# [WHAT TO DO]
Go through the records and extract every line with the word "lieu".

# [Collected data]

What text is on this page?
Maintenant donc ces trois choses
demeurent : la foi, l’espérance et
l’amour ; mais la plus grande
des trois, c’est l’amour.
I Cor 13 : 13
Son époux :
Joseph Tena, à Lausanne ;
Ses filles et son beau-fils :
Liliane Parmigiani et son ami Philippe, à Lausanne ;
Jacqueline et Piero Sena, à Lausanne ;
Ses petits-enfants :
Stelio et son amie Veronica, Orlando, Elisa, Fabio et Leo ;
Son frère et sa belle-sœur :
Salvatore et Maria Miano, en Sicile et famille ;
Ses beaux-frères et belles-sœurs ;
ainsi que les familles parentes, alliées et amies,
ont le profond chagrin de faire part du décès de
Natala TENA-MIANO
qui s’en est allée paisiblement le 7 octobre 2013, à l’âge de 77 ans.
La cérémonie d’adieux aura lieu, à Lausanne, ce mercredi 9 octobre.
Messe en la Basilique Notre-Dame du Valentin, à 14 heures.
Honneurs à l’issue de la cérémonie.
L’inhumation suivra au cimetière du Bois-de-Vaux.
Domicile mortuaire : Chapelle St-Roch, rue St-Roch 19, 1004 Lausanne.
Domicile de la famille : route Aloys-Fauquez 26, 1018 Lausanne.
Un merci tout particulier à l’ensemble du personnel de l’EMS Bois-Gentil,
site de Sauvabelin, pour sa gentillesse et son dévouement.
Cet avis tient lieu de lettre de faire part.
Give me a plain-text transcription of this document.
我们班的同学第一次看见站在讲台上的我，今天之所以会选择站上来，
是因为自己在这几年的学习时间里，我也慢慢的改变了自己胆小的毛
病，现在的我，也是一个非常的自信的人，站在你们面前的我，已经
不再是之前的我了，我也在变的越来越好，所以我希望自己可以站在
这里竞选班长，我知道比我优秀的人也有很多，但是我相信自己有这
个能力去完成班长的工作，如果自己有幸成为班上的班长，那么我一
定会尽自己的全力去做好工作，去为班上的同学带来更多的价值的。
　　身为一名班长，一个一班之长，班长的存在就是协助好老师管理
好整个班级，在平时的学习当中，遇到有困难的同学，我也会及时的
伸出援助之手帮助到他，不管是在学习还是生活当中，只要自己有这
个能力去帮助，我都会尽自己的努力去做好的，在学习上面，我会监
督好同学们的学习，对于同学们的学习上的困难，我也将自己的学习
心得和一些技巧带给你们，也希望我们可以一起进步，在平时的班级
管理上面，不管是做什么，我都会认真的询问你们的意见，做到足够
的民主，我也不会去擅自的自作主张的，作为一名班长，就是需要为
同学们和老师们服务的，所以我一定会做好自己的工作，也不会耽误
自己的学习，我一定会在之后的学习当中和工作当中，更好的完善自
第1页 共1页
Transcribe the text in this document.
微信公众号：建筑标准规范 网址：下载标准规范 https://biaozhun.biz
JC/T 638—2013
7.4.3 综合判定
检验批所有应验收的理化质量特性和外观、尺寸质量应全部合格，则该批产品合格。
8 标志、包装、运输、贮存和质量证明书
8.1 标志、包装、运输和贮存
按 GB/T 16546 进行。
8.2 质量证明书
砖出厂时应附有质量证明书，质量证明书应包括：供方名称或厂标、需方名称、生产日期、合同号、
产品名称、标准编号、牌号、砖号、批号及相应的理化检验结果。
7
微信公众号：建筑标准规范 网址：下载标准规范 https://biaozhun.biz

# [EXERCISE SOLUTION]
La cérémonie d’adieux aura lieu, à Lausanne, ce mercredi 9 octobre.
Cet avis tient lieu de lettre de faire part.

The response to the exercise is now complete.